> AIM OF THE EXERCISE
List each line of the data that holds the string "value".

> SUPPLIED RECORDS

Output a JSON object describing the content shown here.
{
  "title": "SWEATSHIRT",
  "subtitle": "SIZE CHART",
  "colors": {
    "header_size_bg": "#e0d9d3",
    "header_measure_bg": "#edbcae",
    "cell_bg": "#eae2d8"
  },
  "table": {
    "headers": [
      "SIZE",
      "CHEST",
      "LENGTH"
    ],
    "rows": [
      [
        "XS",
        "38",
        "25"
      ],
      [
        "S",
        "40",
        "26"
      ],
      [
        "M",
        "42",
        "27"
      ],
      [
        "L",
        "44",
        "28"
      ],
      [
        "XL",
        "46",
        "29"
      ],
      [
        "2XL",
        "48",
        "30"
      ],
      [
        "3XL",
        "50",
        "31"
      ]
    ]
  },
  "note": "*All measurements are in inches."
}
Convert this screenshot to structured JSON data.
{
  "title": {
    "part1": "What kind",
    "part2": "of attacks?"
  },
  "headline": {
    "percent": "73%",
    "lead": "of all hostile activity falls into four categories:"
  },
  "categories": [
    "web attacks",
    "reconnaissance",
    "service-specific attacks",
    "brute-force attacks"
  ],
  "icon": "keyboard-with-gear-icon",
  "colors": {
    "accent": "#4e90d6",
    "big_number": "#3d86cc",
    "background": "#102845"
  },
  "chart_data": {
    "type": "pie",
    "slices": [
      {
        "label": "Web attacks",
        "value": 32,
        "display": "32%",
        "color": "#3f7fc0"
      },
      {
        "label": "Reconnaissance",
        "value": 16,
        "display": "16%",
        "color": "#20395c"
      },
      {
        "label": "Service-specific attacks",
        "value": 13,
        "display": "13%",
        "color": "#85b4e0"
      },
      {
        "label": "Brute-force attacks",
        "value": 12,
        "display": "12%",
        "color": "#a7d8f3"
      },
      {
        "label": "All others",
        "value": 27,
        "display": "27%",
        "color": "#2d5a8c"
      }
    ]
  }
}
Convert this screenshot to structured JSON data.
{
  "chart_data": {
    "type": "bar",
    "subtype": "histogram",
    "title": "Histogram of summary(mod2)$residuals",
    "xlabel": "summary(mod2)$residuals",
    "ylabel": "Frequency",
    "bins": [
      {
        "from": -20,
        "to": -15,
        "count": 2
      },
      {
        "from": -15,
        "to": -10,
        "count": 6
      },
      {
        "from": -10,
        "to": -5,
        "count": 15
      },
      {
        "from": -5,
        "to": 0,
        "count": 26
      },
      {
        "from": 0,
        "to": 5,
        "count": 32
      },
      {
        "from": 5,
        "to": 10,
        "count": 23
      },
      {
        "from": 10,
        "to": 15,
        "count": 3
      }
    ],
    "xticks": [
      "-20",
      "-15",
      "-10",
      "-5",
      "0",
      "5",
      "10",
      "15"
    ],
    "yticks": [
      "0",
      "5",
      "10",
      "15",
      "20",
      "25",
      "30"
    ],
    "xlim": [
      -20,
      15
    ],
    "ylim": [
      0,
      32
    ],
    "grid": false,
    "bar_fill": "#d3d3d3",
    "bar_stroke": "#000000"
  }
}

> IN RESPONSE
        "value": 32,
        "value": 16,
        "value": 13,
        "value": 12,
        "value": 27,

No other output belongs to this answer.